Set exercise = Your task is to transcribe all of the records exactly and leave out the pictures.

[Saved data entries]
※
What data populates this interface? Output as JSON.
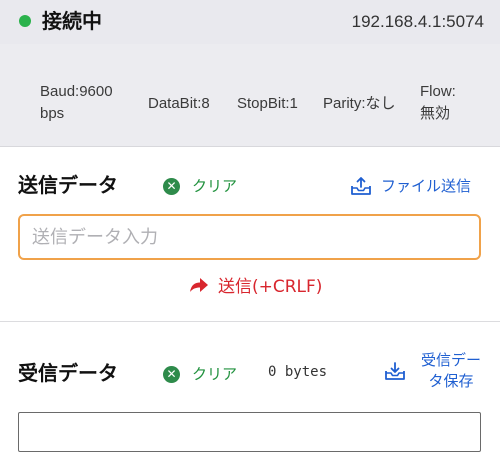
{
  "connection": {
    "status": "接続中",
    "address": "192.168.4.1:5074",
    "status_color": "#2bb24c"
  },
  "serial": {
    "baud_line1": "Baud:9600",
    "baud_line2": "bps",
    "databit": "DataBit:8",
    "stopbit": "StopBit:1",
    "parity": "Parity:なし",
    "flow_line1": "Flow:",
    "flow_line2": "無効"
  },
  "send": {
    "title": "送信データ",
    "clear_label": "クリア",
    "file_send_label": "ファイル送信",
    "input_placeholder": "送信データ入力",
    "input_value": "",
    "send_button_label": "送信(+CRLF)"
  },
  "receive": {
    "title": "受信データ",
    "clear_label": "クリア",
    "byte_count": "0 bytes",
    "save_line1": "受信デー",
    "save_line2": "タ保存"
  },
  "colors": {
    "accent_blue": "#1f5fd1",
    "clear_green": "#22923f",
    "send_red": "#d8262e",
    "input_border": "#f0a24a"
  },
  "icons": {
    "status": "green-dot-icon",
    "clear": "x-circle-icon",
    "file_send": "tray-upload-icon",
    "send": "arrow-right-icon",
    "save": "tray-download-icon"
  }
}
※
Response to this exercise =
What data populates this interface? Output as JSON.
{
  "connection": {
    "status": "接続中",
    "address": "192.168.4.1:5074",
    "status_color": "#2bb24c"
  },
  "serial": {
    "baud_line1": "Baud:9600",
    "baud_line2": "bps",
    "databit": "DataBit:8",
    "stopbit": "StopBit:1",
    "parity": "Parity:なし",
    "flow_line1": "Flow:",
    "flow_line2": "無効"
  },
  "send": {
    "title": "送信データ",
    "clear_label": "クリア",
    "file_send_label": "ファイル送信",
    "input_placeholder": "送信データ入力",
    "input_value": "",
    "send_button_label": "送信(+CRLF)"
  },
  "receive": {
    "title": "受信データ",
    "clear_label": "クリア",
    "byte_count": "0 bytes",
    "save_line1": "受信デー",
    "save_line2": "タ保存"
  },
  "colors": {
    "accent_blue": "#1f5fd1",
    "clear_green": "#22923f",
    "send_red": "#d8262e",
    "input_border": "#f0a24a"
  },
  "icons": {
    "status": "green-dot-icon",
    "clear": "x-circle-icon",
    "file_send": "tray-upload-icon",
    "send": "arrow-right-icon",
    "save": "tray-download-icon"
  }
}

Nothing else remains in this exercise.